#### Task brief:
Your task is to repeat the entries exactly. Leave the pictures out.

#### Exercise inputs:
|---|
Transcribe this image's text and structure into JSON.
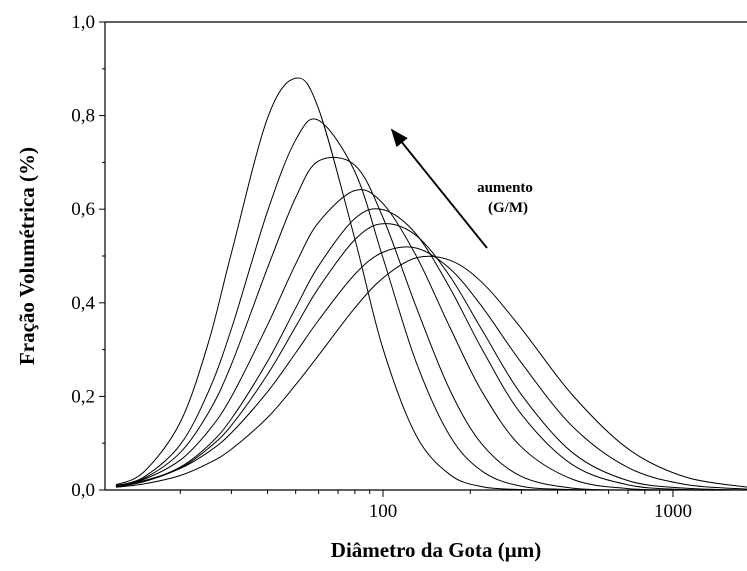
{
  "chart_data": {
    "type": "line",
    "xlabel": "Diâmetro da Gota (μm)",
    "ylabel": "Fração Volumétrica (%)",
    "annotations": [
      "aumento",
      "(G/M)"
    ],
    "log_x": true,
    "xlim": [
      11,
      1800
    ],
    "xticks": [
      100,
      1000
    ],
    "xminorticks": [
      20,
      30,
      40,
      50,
      60,
      70,
      80,
      90,
      200,
      300,
      400,
      500,
      600,
      700,
      800,
      900
    ],
    "ylim": [
      0,
      1
    ],
    "yticks": [
      {
        "value": 0,
        "label": "0,0"
      },
      {
        "value": 0.2,
        "label": "0,2"
      },
      {
        "value": 0.4,
        "label": "0,4"
      },
      {
        "value": 0.6,
        "label": "0,6"
      },
      {
        "value": 0.8,
        "label": "0,8"
      },
      {
        "value": 1,
        "label": "1,0"
      }
    ],
    "grid": false,
    "x": [
      12,
      15,
      20,
      25,
      30,
      40,
      50,
      60,
      80,
      100,
      130,
      170,
      220,
      300,
      450,
      700,
      1100,
      1800
    ],
    "series": [
      {
        "color": "#000000",
        "values": [
          0.011,
          0.039,
          0.145,
          0.315,
          0.506,
          0.795,
          0.88,
          0.814,
          0.536,
          0.302,
          0.117,
          0.033,
          0.007,
          0.001,
          0,
          0,
          0,
          0
        ]
      },
      {
        "color": "#000000",
        "values": [
          0.009,
          0.028,
          0.097,
          0.21,
          0.344,
          0.596,
          0.748,
          0.79,
          0.68,
          0.496,
          0.274,
          0.116,
          0.04,
          0.008,
          0.001,
          0,
          0,
          0
        ]
      },
      {
        "color": "#000000",
        "values": [
          0.009,
          0.025,
          0.08,
          0.165,
          0.268,
          0.475,
          0.625,
          0.703,
          0.694,
          0.582,
          0.392,
          0.214,
          0.097,
          0.029,
          0.004,
          0,
          0,
          0
        ]
      },
      {
        "color": "#000000",
        "values": [
          0.009,
          0.023,
          0.064,
          0.126,
          0.199,
          0.353,
          0.483,
          0.572,
          0.64,
          0.612,
          0.501,
          0.348,
          0.209,
          0.092,
          0.023,
          0.003,
          0,
          0
        ]
      },
      {
        "color": "#000000",
        "values": [
          0.007,
          0.018,
          0.049,
          0.095,
          0.152,
          0.275,
          0.389,
          0.479,
          0.58,
          0.599,
          0.547,
          0.432,
          0.3,
          0.162,
          0.054,
          0.011,
          0.001,
          0
        ]
      },
      {
        "color": "#000000",
        "values": [
          0.008,
          0.018,
          0.047,
          0.089,
          0.138,
          0.247,
          0.349,
          0.432,
          0.535,
          0.569,
          0.544,
          0.457,
          0.341,
          0.204,
          0.08,
          0.02,
          0.004,
          0
        ]
      },
      {
        "color": "#000000",
        "values": [
          0.009,
          0.02,
          0.046,
          0.081,
          0.122,
          0.21,
          0.293,
          0.363,
          0.461,
          0.508,
          0.517,
          0.473,
          0.391,
          0.272,
          0.136,
          0.048,
          0.012,
          0.002
        ]
      },
      {
        "color": "#000000",
        "values": [
          0.006,
          0.013,
          0.031,
          0.057,
          0.087,
          0.155,
          0.225,
          0.288,
          0.389,
          0.453,
          0.496,
          0.491,
          0.443,
          0.345,
          0.203,
          0.088,
          0.028,
          0.006
        ]
      }
    ]
  }
}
|---|
#### Solved exercise:
Transcribe this image's text and structure into JSON.
{
  "chart_data": {
    "type": "line",
    "xlabel": "Diâmetro da Gota (μm)",
    "ylabel": "Fração Volumétrica (%)",
    "annotations": [
      "aumento",
      "(G/M)"
    ],
    "log_x": true,
    "xlim": [
      11,
      1800
    ],
    "xticks": [
      100,
      1000
    ],
    "xminorticks": [
      20,
      30,
      40,
      50,
      60,
      70,
      80,
      90,
      200,
      300,
      400,
      500,
      600,
      700,
      800,
      900
    ],
    "ylim": [
      0,
      1
    ],
    "yticks": [
      {
        "value": 0,
        "label": "0,0"
      },
      {
        "value": 0.2,
        "label": "0,2"
      },
      {
        "value": 0.4,
        "label": "0,4"
      },
      {
        "value": 0.6,
        "label": "0,6"
      },
      {
        "value": 0.8,
        "label": "0,8"
      },
      {
        "value": 1,
        "label": "1,0"
      }
    ],
    "grid": false,
    "x": [
      12,
      15,
      20,
      25,
      30,
      40,
      50,
      60,
      80,
      100,
      130,
      170,
      220,
      300,
      450,
      700,
      1100,
      1800
    ],
    "series": [
      {
        "color": "#000000",
        "values": [
          0.011,
          0.039,
          0.145,
          0.315,
          0.506,
          0.795,
          0.88,
          0.814,
          0.536,
          0.302,
          0.117,
          0.033,
          0.007,
          0.001,
          0,
          0,
          0,
          0
        ]
      },
      {
        "color": "#000000",
        "values": [
          0.009,
          0.028,
          0.097,
          0.21,
          0.344,
          0.596,
          0.748,
          0.79,
          0.68,
          0.496,
          0.274,
          0.116,
          0.04,
          0.008,
          0.001,
          0,
          0,
          0
        ]
      },
      {
        "color": "#000000",
        "values": [
          0.009,
          0.025,
          0.08,
          0.165,
          0.268,
          0.475,
          0.625,
          0.703,
          0.694,
          0.582,
          0.392,
          0.214,
          0.097,
          0.029,
          0.004,
          0,
          0,
          0
        ]
      },
      {
        "color": "#000000",
        "values": [
          0.009,
          0.023,
          0.064,
          0.126,
          0.199,
          0.353,
          0.483,
          0.572,
          0.64,
          0.612,
          0.501,
          0.348,
          0.209,
          0.092,
          0.023,
          0.003,
          0,
          0
        ]
      },
      {
        "color": "#000000",
        "values": [
          0.007,
          0.018,
          0.049,
          0.095,
          0.152,
          0.275,
          0.389,
          0.479,
          0.58,
          0.599,
          0.547,
          0.432,
          0.3,
          0.162,
          0.054,
          0.011,
          0.001,
          0
        ]
      },
      {
        "color": "#000000",
        "values": [
          0.008,
          0.018,
          0.047,
          0.089,
          0.138,
          0.247,
          0.349,
          0.432,
          0.535,
          0.569,
          0.544,
          0.457,
          0.341,
          0.204,
          0.08,
          0.02,
          0.004,
          0
        ]
      },
      {
        "color": "#000000",
        "values": [
          0.009,
          0.02,
          0.046,
          0.081,
          0.122,
          0.21,
          0.293,
          0.363,
          0.461,
          0.508,
          0.517,
          0.473,
          0.391,
          0.272,
          0.136,
          0.048,
          0.012,
          0.002
        ]
      },
      {
        "color": "#000000",
        "values": [
          0.006,
          0.013,
          0.031,
          0.057,
          0.087,
          0.155,
          0.225,
          0.288,
          0.389,
          0.453,
          0.496,
          0.491,
          0.443,
          0.345,
          0.203,
          0.088,
          0.028,
          0.006
        ]
      }
    ]
  }
}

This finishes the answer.